▸ **Data rows**:

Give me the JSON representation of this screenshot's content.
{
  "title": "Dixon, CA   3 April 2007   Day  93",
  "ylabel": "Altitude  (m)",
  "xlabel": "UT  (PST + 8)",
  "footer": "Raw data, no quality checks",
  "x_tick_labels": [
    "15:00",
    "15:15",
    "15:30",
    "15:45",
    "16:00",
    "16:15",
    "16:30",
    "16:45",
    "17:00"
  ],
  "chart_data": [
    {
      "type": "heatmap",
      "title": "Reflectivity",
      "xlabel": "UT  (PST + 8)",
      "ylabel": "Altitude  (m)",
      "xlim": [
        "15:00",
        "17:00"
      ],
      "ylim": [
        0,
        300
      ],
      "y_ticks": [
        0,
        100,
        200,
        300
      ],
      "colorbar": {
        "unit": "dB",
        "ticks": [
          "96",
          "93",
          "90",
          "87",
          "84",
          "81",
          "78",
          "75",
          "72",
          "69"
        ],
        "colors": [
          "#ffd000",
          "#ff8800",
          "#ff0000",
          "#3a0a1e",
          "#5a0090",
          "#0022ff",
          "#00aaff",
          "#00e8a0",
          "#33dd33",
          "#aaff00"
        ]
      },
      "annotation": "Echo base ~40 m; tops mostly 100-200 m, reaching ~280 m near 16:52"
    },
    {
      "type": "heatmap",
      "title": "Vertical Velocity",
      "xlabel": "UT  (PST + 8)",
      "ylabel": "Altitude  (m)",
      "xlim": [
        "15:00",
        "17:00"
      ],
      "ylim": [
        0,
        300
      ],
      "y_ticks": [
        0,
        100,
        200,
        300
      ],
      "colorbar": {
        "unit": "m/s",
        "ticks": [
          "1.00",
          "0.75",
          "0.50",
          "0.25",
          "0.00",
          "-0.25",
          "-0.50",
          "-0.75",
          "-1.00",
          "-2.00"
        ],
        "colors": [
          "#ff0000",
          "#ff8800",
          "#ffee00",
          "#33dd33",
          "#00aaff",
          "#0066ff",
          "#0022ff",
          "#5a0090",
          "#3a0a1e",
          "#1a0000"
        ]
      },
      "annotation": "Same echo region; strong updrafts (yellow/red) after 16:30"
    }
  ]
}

▸ **Directions for this task**:
Restate each entry exactly, skipping none.

▸ **Complete output**:
Give me the JSON representation of this screenshot's content.
{
  "title": "Dixon, CA   3 April 2007   Day  93",
  "ylabel": "Altitude  (m)",
  "xlabel": "UT  (PST + 8)",
  "footer": "Raw data, no quality checks",
  "x_tick_labels": [
    "15:00",
    "15:15",
    "15:30",
    "15:45",
    "16:00",
    "16:15",
    "16:30",
    "16:45",
    "17:00"
  ],
  "chart_data": [
    {
      "type": "heatmap",
      "title": "Reflectivity",
      "xlabel": "UT  (PST + 8)",
      "ylabel": "Altitude  (m)",
      "xlim": [
        "15:00",
        "17:00"
      ],
      "ylim": [
        0,
        300
      ],
      "y_ticks": [
        0,
        100,
        200,
        300
      ],
      "colorbar": {
        "unit": "dB",
        "ticks": [
          "96",
          "93",
          "90",
          "87",
          "84",
          "81",
          "78",
          "75",
          "72",
          "69"
        ],
        "colors": [
          "#ffd000",
          "#ff8800",
          "#ff0000",
          "#3a0a1e",
          "#5a0090",
          "#0022ff",
          "#00aaff",
          "#00e8a0",
          "#33dd33",
          "#aaff00"
        ]
      },
      "annotation": "Echo base ~40 m; tops mostly 100-200 m, reaching ~280 m near 16:52"
    },
    {
      "type": "heatmap",
      "title": "Vertical Velocity",
      "xlabel": "UT  (PST + 8)",
      "ylabel": "Altitude  (m)",
      "xlim": [
        "15:00",
        "17:00"
      ],
      "ylim": [
        0,
        300
      ],
      "y_ticks": [
        0,
        100,
        200,
        300
      ],
      "colorbar": {
        "unit": "m/s",
        "ticks": [
          "1.00",
          "0.75",
          "0.50",
          "0.25",
          "0.00",
          "-0.25",
          "-0.50",
          "-0.75",
          "-1.00",
          "-2.00"
        ],
        "colors": [
          "#ff0000",
          "#ff8800",
          "#ffee00",
          "#33dd33",
          "#00aaff",
          "#0066ff",
          "#0022ff",
          "#5a0090",
          "#3a0a1e",
          "#1a0000"
        ]
      },
      "annotation": "Same echo region; strong updrafts (yellow/red) after 16:30"
    }
  ]
}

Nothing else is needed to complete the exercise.